Saved data entries:
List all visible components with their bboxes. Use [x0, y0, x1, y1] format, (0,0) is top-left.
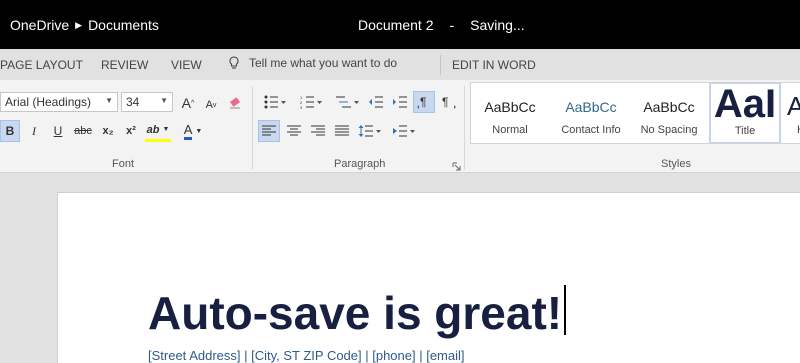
breadcrumb-onedrive[interactable]: OneDrive — [10, 17, 69, 33]
rtl-direction-button[interactable]: ¶ — [438, 91, 460, 113]
group-divider — [464, 86, 465, 170]
breadcrumb-separator-icon: ▶ — [75, 19, 83, 30]
svg-text:¶: ¶ — [442, 95, 448, 109]
paragraph-dialog-launcher-icon[interactable] — [452, 158, 461, 171]
text-cursor — [564, 285, 567, 335]
justify-button[interactable] — [331, 120, 353, 142]
style-sample: AaBbCc — [565, 99, 617, 115]
bullets-button[interactable] — [260, 91, 290, 113]
eraser-icon — [230, 97, 240, 109]
tell-me-text: Tell me what you want to do — [249, 56, 398, 70]
style-normal[interactable]: AaBbCc Normal — [471, 83, 549, 143]
style-title[interactable]: AaI Title — [709, 82, 781, 143]
font-color-label: A — [183, 122, 193, 140]
align-right-button[interactable] — [307, 120, 329, 142]
lightbulb-icon — [229, 56, 239, 69]
font-name-value: Arial (Headings) — [5, 95, 92, 109]
style-name: Normal — [492, 124, 528, 136]
address-line[interactable]: [Street Address] | [City, ST ZIP Code] |… — [148, 348, 465, 363]
ltr-direction-button[interactable]: ¶ — [413, 91, 435, 113]
ltr-paragraph-icon: ¶ — [417, 95, 426, 109]
underline-button[interactable]: U — [48, 120, 68, 142]
shrink-font-button[interactable]: Av — [202, 94, 220, 116]
style-sample: AaI — [713, 82, 777, 126]
font-group-label: Font — [112, 158, 135, 170]
group-divider — [252, 86, 253, 170]
font-name-select[interactable]: Arial (Headings) ▼ — [0, 92, 118, 112]
title-bar: OneDrive ▶ Documents Document 2- Saving..… — [0, 0, 800, 49]
style-contact-info[interactable]: AaBbCc Contact Info — [551, 83, 631, 143]
title-separator: - — [449, 17, 455, 33]
style-sample: AaBbCc — [643, 99, 695, 115]
document-canvas: Auto-save is great! [Street Address] | [… — [0, 173, 800, 363]
save-status: Saving... — [470, 17, 525, 33]
style-no-spacing[interactable]: AaBbCc No Spacing — [631, 83, 707, 143]
decrease-indent-button[interactable] — [366, 91, 386, 113]
style-sample: AaBbCc — [484, 99, 536, 115]
numbered-list-icon: 123 — [300, 95, 322, 109]
tab-page-layout[interactable]: PAGE LAYOUT — [0, 58, 83, 72]
align-left-icon — [262, 125, 276, 136]
justify-icon — [335, 125, 349, 136]
align-left-button[interactable] — [258, 120, 280, 142]
line-spacing-icon — [358, 125, 381, 137]
styles-gallery: AaBbCc Normal AaBbCc Contact Info AaBbCc… — [470, 82, 800, 144]
document-page[interactable]: Auto-save is great! [Street Address] | [… — [57, 192, 800, 363]
multilevel-list-icon — [336, 96, 359, 108]
menu-divider — [440, 55, 441, 75]
style-heading-1[interactable]: A H — [787, 83, 800, 143]
subscript-button[interactable]: x₂ — [99, 120, 117, 142]
svg-text:¶: ¶ — [420, 95, 426, 109]
chevron-down-icon: ▼ — [162, 126, 170, 133]
tab-review[interactable]: REVIEW — [101, 58, 148, 72]
document-title-area: Document 2- Saving... — [358, 17, 525, 33]
align-center-button[interactable] — [283, 120, 305, 142]
document-name[interactable]: Document 2 — [358, 17, 433, 33]
font-size-select[interactable]: 34 ▼ — [121, 92, 173, 112]
italic-button[interactable]: I — [24, 120, 44, 142]
shrink-font-label: A — [205, 99, 213, 111]
document-heading[interactable]: Auto-save is great! — [148, 285, 567, 340]
paragraph-group-label: Paragraph — [334, 158, 386, 170]
svg-text:3: 3 — [300, 105, 303, 109]
heading-text: Auto-save is great! — [148, 287, 563, 339]
chevron-down-icon: ▼ — [105, 96, 113, 105]
ribbon-tabs: PAGE LAYOUT REVIEW VIEW Tell me what you… — [0, 49, 800, 80]
indent-icon — [393, 96, 407, 108]
ribbon: Arial (Headings) ▼ 34 ▼ A ^ Av B I U abc … — [0, 80, 800, 173]
tab-view[interactable]: VIEW — [171, 58, 202, 72]
font-size-value: 34 — [126, 95, 140, 109]
outdent-icon — [369, 96, 383, 108]
paragraph-spacing-icon — [393, 125, 415, 137]
breadcrumb: OneDrive ▶ Documents — [10, 17, 159, 33]
paragraph-spacing-button[interactable] — [390, 120, 418, 142]
strikethrough-button[interactable]: abc — [72, 120, 94, 142]
line-spacing-button[interactable] — [356, 120, 384, 142]
font-color-button[interactable]: A ▼ — [180, 120, 206, 142]
highlight-label: ab — [146, 123, 160, 136]
superscript-button[interactable]: x² — [122, 120, 140, 142]
style-name: No Spacing — [640, 124, 698, 136]
chevron-down-icon: ▼ — [195, 127, 203, 135]
align-center-icon — [287, 125, 301, 136]
grow-font-button[interactable]: A ^ — [178, 92, 198, 114]
breadcrumb-documents[interactable]: Documents — [88, 17, 159, 33]
styles-group-label: Styles — [661, 158, 691, 170]
chevron-down-icon: ▼ — [160, 96, 168, 105]
style-name: Title — [734, 125, 756, 137]
increase-indent-button[interactable] — [390, 91, 410, 113]
style-sample: A — [787, 91, 800, 122]
tell-me-box[interactable]: Tell me what you want to do — [227, 56, 397, 70]
clear-formatting-button[interactable] — [225, 92, 245, 114]
align-right-icon — [311, 125, 325, 136]
bold-button[interactable]: B — [0, 120, 20, 142]
style-name: Contact Info — [561, 124, 621, 136]
highlight-color-button[interactable]: ab ▼ — [145, 120, 171, 142]
multilevel-list-button[interactable] — [332, 91, 362, 113]
rtl-paragraph-icon: ¶ — [442, 95, 456, 109]
bullet-list-icon — [264, 95, 286, 109]
grow-font-label: A — [181, 95, 192, 111]
edit-in-word-button[interactable]: EDIT IN WORD — [452, 58, 536, 72]
numbering-button[interactable]: 123 — [296, 91, 326, 113]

WHAT THIS TASK INVOLVES = Copy every line of these records word for word, leaving out the pictures.

RESPONSE TO THE EXERCISE =
List all visible components with their bboxes. Use [x0, y0, x1, y1] format, (0,0) is top-left.
breadcrumb-onedrive[interactable]: OneDrive — [10, 17, 69, 33]
rtl-direction-button[interactable]: ¶ — [438, 91, 460, 113]
group-divider — [464, 86, 465, 170]
breadcrumb-separator-icon: ▶ — [75, 19, 83, 30]
svg-text:¶: ¶ — [442, 95, 448, 109]
paragraph-dialog-launcher-icon[interactable] — [452, 158, 461, 171]
text-cursor — [564, 285, 567, 335]
justify-button[interactable] — [331, 120, 353, 142]
style-sample: AaBbCc — [565, 99, 617, 115]
bullets-button[interactable] — [260, 91, 290, 113]
eraser-icon — [230, 97, 240, 109]
tell-me-text: Tell me what you want to do — [249, 56, 398, 70]
style-normal[interactable]: AaBbCc Normal — [471, 83, 549, 143]
style-title[interactable]: AaI Title — [709, 82, 781, 143]
font-color-label: A — [183, 122, 193, 140]
align-right-button[interactable] — [307, 120, 329, 142]
lightbulb-icon — [229, 56, 239, 69]
font-name-value: Arial (Headings) — [5, 95, 92, 109]
style-name: Normal — [492, 124, 528, 136]
address-line[interactable]: [Street Address] | [City, ST ZIP Code] |… — [148, 348, 465, 363]
ltr-direction-button[interactable]: ¶ — [413, 91, 435, 113]
ltr-paragraph-icon: ¶ — [417, 95, 426, 109]
underline-button[interactable]: U — [48, 120, 68, 142]
shrink-font-button[interactable]: Av — [202, 94, 220, 116]
style-sample: AaI — [713, 82, 777, 126]
font-group-label: Font — [112, 158, 135, 170]
group-divider — [252, 86, 253, 170]
font-name-select[interactable]: Arial (Headings) ▼ — [0, 92, 118, 112]
title-bar: OneDrive ▶ Documents Document 2- Saving..… — [0, 0, 800, 49]
style-contact-info[interactable]: AaBbCc Contact Info — [551, 83, 631, 143]
title-separator: - — [449, 17, 455, 33]
style-sample: AaBbCc — [643, 99, 695, 115]
document-canvas: Auto-save is great! [Street Address] | [… — [0, 173, 800, 363]
save-status: Saving... — [470, 17, 525, 33]
style-no-spacing[interactable]: AaBbCc No Spacing — [631, 83, 707, 143]
decrease-indent-button[interactable] — [366, 91, 386, 113]
style-sample: AaBbCc — [484, 99, 536, 115]
numbered-list-icon: 123 — [300, 95, 322, 109]
tab-page-layout[interactable]: PAGE LAYOUT — [0, 58, 83, 72]
align-left-icon — [262, 125, 276, 136]
justify-icon — [335, 125, 349, 136]
align-left-button[interactable] — [258, 120, 280, 142]
line-spacing-icon — [358, 125, 381, 137]
styles-gallery: AaBbCc Normal AaBbCc Contact Info AaBbCc… — [470, 82, 800, 144]
document-page[interactable]: Auto-save is great! [Street Address] | [… — [57, 192, 800, 363]
multilevel-list-icon — [336, 96, 359, 108]
menu-divider — [440, 55, 441, 75]
style-heading-1[interactable]: A H — [787, 83, 800, 143]
subscript-button[interactable]: x₂ — [99, 120, 117, 142]
svg-text:¶: ¶ — [420, 95, 426, 109]
chevron-down-icon: ▼ — [162, 126, 170, 133]
tab-review[interactable]: REVIEW — [101, 58, 148, 72]
document-title-area: Document 2- Saving... — [358, 17, 525, 33]
align-center-button[interactable] — [283, 120, 305, 142]
document-name[interactable]: Document 2 — [358, 17, 433, 33]
font-size-select[interactable]: 34 ▼ — [121, 92, 173, 112]
italic-button[interactable]: I — [24, 120, 44, 142]
shrink-font-label: A — [205, 99, 213, 111]
document-heading[interactable]: Auto-save is great! — [148, 285, 567, 340]
paragraph-group-label: Paragraph — [334, 158, 386, 170]
svg-text:3: 3 — [300, 105, 303, 109]
heading-text: Auto-save is great! — [148, 287, 563, 339]
chevron-down-icon: ▼ — [105, 96, 113, 105]
ribbon-tabs: PAGE LAYOUT REVIEW VIEW Tell me what you… — [0, 49, 800, 80]
indent-icon — [393, 96, 407, 108]
ribbon: Arial (Headings) ▼ 34 ▼ A ^ Av B I U abc … — [0, 80, 800, 173]
tab-view[interactable]: VIEW — [171, 58, 202, 72]
font-size-value: 34 — [126, 95, 140, 109]
outdent-icon — [369, 96, 383, 108]
paragraph-spacing-icon — [393, 125, 415, 137]
breadcrumb: OneDrive ▶ Documents — [10, 17, 159, 33]
paragraph-spacing-button[interactable] — [390, 120, 418, 142]
strikethrough-button[interactable]: abc — [72, 120, 94, 142]
line-spacing-button[interactable] — [356, 120, 384, 142]
font-color-button[interactable]: A ▼ — [180, 120, 206, 142]
highlight-label: ab — [146, 123, 160, 136]
superscript-button[interactable]: x² — [122, 120, 140, 142]
style-name: No Spacing — [640, 124, 698, 136]
chevron-down-icon: ▼ — [195, 127, 203, 135]
align-center-icon — [287, 125, 301, 136]
grow-font-button[interactable]: A ^ — [178, 92, 198, 114]
breadcrumb-documents[interactable]: Documents — [88, 17, 159, 33]
styles-group-label: Styles — [661, 158, 691, 170]
chevron-down-icon: ▼ — [160, 96, 168, 105]
style-name: Title — [734, 125, 756, 137]
increase-indent-button[interactable] — [390, 91, 410, 113]
style-sample: A — [787, 91, 800, 122]
tell-me-box[interactable]: Tell me what you want to do — [227, 56, 397, 70]
clear-formatting-button[interactable] — [225, 92, 245, 114]
align-right-icon — [311, 125, 325, 136]
bold-button[interactable]: B — [0, 120, 20, 142]
style-name: Contact Info — [561, 124, 621, 136]
highlight-color-button[interactable]: ab ▼ — [145, 120, 171, 142]
multilevel-list-button[interactable] — [332, 91, 362, 113]
rtl-paragraph-icon: ¶ — [442, 95, 456, 109]
bullet-list-icon — [264, 95, 286, 109]
grow-font-label: A — [181, 95, 192, 111]
edit-in-word-button[interactable]: EDIT IN WORD — [452, 58, 536, 72]
numbering-button[interactable]: 123 — [296, 91, 326, 113]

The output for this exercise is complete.